Identify all lines in the listing that include the word "JSON", and copy them out.

>> Start

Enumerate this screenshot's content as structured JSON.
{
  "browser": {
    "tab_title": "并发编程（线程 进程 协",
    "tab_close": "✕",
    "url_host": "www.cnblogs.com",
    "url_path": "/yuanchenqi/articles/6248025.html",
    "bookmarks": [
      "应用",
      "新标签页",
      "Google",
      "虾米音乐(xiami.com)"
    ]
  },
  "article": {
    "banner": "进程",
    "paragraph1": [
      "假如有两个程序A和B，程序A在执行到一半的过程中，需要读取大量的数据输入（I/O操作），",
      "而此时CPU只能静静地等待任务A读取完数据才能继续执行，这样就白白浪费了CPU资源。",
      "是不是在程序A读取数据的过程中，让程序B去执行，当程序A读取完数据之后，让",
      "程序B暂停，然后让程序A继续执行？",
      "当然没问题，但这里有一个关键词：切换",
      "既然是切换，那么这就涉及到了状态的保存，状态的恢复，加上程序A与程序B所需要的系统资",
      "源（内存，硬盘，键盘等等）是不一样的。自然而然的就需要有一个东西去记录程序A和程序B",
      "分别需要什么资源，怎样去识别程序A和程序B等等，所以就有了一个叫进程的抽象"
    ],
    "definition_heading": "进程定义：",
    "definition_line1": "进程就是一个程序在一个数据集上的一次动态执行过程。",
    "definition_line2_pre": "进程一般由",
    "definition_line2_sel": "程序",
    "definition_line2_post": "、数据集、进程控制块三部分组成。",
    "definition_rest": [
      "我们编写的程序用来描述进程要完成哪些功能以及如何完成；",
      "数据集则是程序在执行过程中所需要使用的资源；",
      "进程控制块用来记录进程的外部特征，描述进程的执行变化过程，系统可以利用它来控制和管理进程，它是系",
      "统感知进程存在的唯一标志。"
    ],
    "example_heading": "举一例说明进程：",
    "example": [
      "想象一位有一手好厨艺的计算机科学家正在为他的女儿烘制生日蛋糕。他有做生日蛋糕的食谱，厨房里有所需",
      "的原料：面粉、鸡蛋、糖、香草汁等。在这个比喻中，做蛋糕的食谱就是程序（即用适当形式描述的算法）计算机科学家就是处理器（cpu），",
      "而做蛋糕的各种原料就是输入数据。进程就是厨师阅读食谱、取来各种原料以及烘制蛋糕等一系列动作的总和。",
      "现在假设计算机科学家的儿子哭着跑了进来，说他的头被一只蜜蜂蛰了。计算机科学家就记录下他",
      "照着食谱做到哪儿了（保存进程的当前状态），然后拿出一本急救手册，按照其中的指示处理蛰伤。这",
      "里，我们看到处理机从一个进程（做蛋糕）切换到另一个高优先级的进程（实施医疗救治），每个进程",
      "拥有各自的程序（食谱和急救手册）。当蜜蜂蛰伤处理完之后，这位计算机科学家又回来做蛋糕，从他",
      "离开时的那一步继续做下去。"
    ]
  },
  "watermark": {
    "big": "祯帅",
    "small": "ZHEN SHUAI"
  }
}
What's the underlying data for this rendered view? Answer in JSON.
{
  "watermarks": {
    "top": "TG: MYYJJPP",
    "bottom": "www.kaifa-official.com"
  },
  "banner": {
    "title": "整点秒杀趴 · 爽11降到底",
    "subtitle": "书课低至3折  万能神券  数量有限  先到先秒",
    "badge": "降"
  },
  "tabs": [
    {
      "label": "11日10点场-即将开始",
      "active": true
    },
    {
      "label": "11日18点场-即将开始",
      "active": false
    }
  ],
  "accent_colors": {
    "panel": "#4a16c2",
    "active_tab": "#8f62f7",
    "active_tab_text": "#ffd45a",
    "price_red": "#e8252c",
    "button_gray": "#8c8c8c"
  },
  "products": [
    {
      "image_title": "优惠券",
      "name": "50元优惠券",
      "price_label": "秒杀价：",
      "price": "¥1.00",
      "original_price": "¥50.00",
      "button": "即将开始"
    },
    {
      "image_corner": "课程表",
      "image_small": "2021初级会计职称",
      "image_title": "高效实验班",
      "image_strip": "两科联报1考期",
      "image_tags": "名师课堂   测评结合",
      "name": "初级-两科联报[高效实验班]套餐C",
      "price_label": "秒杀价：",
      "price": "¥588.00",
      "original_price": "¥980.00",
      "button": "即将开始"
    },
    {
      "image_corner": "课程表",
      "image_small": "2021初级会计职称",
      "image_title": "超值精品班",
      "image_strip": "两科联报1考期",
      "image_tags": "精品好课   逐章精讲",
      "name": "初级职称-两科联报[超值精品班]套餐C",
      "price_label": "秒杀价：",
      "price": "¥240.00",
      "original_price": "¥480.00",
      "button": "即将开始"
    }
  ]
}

>> End

**Response to the exercise**
Enumerate this screenshot's content as structured JSON.
What's the underlying data for this rendered view? Answer in JSON.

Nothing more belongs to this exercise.